■ **Exercise**:
Copy out every line of the data exactly.

■ **Data for processing**:
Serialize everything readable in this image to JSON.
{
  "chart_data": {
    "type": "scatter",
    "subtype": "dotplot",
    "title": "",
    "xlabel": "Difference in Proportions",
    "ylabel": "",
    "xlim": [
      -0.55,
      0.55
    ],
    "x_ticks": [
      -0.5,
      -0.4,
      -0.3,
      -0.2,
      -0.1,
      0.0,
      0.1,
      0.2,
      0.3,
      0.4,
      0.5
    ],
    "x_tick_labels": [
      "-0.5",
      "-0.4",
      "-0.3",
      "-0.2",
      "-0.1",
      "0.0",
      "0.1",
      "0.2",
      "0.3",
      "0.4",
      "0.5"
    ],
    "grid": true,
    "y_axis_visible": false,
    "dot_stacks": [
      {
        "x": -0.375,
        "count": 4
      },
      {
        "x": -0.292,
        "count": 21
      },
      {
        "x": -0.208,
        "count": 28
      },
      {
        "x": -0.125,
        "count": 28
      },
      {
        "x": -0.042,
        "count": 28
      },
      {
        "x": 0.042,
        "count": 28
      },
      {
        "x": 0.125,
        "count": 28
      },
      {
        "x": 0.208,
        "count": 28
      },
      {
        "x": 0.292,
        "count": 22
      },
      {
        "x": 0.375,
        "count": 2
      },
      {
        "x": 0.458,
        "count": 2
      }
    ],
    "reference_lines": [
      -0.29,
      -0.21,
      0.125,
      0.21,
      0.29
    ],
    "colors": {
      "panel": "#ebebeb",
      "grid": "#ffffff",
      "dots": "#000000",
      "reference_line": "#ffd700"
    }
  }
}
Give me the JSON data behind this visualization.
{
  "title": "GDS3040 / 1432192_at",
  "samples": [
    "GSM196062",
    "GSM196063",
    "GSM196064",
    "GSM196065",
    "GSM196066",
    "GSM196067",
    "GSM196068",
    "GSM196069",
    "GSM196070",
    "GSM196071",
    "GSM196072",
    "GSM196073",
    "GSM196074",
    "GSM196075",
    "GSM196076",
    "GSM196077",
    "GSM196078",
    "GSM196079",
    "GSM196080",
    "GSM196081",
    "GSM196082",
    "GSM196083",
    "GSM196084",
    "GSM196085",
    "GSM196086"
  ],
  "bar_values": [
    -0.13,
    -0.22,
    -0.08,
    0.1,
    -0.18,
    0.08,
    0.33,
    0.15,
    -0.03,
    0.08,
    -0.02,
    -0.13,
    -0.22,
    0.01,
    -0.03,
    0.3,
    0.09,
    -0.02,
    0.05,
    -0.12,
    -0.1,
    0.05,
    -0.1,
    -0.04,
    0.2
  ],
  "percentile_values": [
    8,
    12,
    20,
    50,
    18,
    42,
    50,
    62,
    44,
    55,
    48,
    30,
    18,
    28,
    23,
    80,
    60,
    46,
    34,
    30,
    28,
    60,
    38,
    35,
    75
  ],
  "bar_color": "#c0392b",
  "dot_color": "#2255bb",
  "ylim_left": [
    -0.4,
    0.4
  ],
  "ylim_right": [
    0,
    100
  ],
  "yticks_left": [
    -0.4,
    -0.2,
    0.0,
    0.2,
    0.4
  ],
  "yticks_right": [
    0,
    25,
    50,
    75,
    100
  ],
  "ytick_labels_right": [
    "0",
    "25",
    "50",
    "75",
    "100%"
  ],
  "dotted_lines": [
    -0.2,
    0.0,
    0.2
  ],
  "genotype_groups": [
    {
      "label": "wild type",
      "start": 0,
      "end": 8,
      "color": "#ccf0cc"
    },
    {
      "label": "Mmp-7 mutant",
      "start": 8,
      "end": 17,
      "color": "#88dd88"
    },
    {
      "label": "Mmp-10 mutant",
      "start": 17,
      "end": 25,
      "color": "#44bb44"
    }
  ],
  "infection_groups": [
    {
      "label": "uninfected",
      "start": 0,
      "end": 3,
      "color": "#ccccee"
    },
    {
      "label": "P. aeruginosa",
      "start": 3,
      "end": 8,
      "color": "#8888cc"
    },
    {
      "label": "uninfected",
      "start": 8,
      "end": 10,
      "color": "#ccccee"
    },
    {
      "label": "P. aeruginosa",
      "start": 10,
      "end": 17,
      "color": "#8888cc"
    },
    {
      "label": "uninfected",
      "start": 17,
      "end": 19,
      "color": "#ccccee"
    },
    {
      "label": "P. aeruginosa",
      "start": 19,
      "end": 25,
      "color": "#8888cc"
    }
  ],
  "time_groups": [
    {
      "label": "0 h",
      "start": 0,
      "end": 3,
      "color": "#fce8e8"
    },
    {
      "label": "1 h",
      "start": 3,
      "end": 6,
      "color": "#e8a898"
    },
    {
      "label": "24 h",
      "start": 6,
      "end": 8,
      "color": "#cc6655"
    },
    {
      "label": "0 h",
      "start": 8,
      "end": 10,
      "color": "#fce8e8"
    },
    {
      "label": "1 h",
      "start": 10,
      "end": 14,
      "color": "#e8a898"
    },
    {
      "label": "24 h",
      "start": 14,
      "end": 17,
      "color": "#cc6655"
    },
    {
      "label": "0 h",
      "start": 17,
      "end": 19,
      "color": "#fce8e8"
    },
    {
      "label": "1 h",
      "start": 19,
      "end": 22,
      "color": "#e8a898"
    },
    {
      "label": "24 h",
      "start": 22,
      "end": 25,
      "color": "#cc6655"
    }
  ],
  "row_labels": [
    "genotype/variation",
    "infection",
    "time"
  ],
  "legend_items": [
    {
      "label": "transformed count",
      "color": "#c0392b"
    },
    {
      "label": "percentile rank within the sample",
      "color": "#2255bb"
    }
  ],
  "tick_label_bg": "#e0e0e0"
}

■ **Exercise result**:
Serialize everything readable in this image to JSON.
{
  "chart_data": {
    "type": "scatter",
    "subtype": "dotplot",
    "title": "",
    "xlabel": "Difference in Proportions",
    "ylabel": "",
    "xlim": [
      -0.55,
      0.55
    ],
    "x_ticks": [
      -0.5,
      -0.4,
      -0.3,
      -0.2,
      -0.1,
      0.0,
      0.1,
      0.2,
      0.3,
      0.4,
      0.5
    ],
    "x_tick_labels": [
      "-0.5",
      "-0.4",
      "-0.3",
      "-0.2",
      "-0.1",
      "0.0",
      "0.1",
      "0.2",
      "0.3",
      "0.4",
      "0.5"
    ],
    "grid": true,
    "y_axis_visible": false,
    "dot_stacks": [
      {
        "x": -0.375,
        "count": 4
      },
      {
        "x": -0.292,
        "count": 21
      },
      {
        "x": -0.208,
        "count": 28
      },
      {
        "x": -0.125,
        "count": 28
      },
      {
        "x": -0.042,
        "count": 28
      },
      {
        "x": 0.042,
        "count": 28
      },
      {
        "x": 0.125,
        "count": 28
      },
      {
        "x": 0.208,
        "count": 28
      },
      {
        "x": 0.292,
        "count": 22
      },
      {
        "x": 0.375,
        "count": 2
      },
      {
        "x": 0.458,
        "count": 2
      }
    ],
    "reference_lines": [
      -0.29,
      -0.21,
      0.125,
      0.21,
      0.29
    ],
    "colors": {
      "panel": "#ebebeb",
      "grid": "#ffffff",
      "dots": "#000000",
      "reference_line": "#ffd700"
    }
  }
}
Give me the JSON data behind this visualization.
{
  "title": "GDS3040 / 1432192_at",
  "samples": [
    "GSM196062",
    "GSM196063",
    "GSM196064",
    "GSM196065",
    "GSM196066",
    "GSM196067",
    "GSM196068",
    "GSM196069",
    "GSM196070",
    "GSM196071",
    "GSM196072",
    "GSM196073",
    "GSM196074",
    "GSM196075",
    "GSM196076",
    "GSM196077",
    "GSM196078",
    "GSM196079",
    "GSM196080",
    "GSM196081",
    "GSM196082",
    "GSM196083",
    "GSM196084",
    "GSM196085",
    "GSM196086"
  ],
  "bar_values": [
    -0.13,
    -0.22,
    -0.08,
    0.1,
    -0.18,
    0.08,
    0.33,
    0.15,
    -0.03,
    0.08,
    -0.02,
    -0.13,
    -0.22,
    0.01,
    -0.03,
    0.3,
    0.09,
    -0.02,
    0.05,
    -0.12,
    -0.1,
    0.05,
    -0.1,
    -0.04,
    0.2
  ],
  "percentile_values": [
    8,
    12,
    20,
    50,
    18,
    42,
    50,
    62,
    44,
    55,
    48,
    30,
    18,
    28,
    23,
    80,
    60,
    46,
    34,
    30,
    28,
    60,
    38,
    35,
    75
  ],
  "bar_color": "#c0392b",
  "dot_color": "#2255bb",
  "ylim_left": [
    -0.4,
    0.4
  ],
  "ylim_right": [
    0,
    100
  ],
  "yticks_left": [
    -0.4,
    -0.2,
    0.0,
    0.2,
    0.4
  ],
  "yticks_right": [
    0,
    25,
    50,
    75,
    100
  ],
  "ytick_labels_right": [
    "0",
    "25",
    "50",
    "75",
    "100%"
  ],
  "dotted_lines": [
    -0.2,
    0.0,
    0.2
  ],
  "genotype_groups": [
    {
      "label": "wild type",
      "start": 0,
      "end": 8,
      "color": "#ccf0cc"
    },
    {
      "label": "Mmp-7 mutant",
      "start": 8,
      "end": 17,
      "color": "#88dd88"
    },
    {
      "label": "Mmp-10 mutant",
      "start": 17,
      "end": 25,
      "color": "#44bb44"
    }
  ],
  "infection_groups": [
    {
      "label": "uninfected",
      "start": 0,
      "end": 3,
      "color": "#ccccee"
    },
    {
      "label": "P. aeruginosa",
      "start": 3,
      "end": 8,
      "color": "#8888cc"
    },
    {
      "label": "uninfected",
      "start": 8,
      "end": 10,
      "color": "#ccccee"
    },
    {
      "label": "P. aeruginosa",
      "start": 10,
      "end": 17,
      "color": "#8888cc"
    },
    {
      "label": "uninfected",
      "start": 17,
      "end": 19,
      "color": "#ccccee"
    },
    {
      "label": "P. aeruginosa",
      "start": 19,
      "end": 25,
      "color": "#8888cc"
    }
  ],
  "time_groups": [
    {
      "label": "0 h",
      "start": 0,
      "end": 3,
      "color": "#fce8e8"
    },
    {
      "label": "1 h",
      "start": 3,
      "end": 6,
      "color": "#e8a898"
    },
    {
      "label": "24 h",
      "start": 6,
      "end": 8,
      "color": "#cc6655"
    },
    {
      "label": "0 h",
      "start": 8,
      "end": 10,
      "color": "#fce8e8"
    },
    {
      "label": "1 h",
      "start": 10,
      "end": 14,
      "color": "#e8a898"
    },
    {
      "label": "24 h",
      "start": 14,
      "end": 17,
      "color": "#cc6655"
    },
    {
      "label": "0 h",
      "start": 17,
      "end": 19,
      "color": "#fce8e8"
    },
    {
      "label": "1 h",
      "start": 19,
      "end": 22,
      "color": "#e8a898"
    },
    {
      "label": "24 h",
      "start": 22,
      "end": 25,
      "color": "#cc6655"
    }
  ],
  "row_labels": [
    "genotype/variation",
    "infection",
    "time"
  ],
  "legend_items": [
    {
      "label": "transformed count",
      "color": "#c0392b"
    },
    {
      "label": "percentile rank within the sample",
      "color": "#2255bb"
    }
  ],
  "tick_label_bg": "#e0e0e0"
}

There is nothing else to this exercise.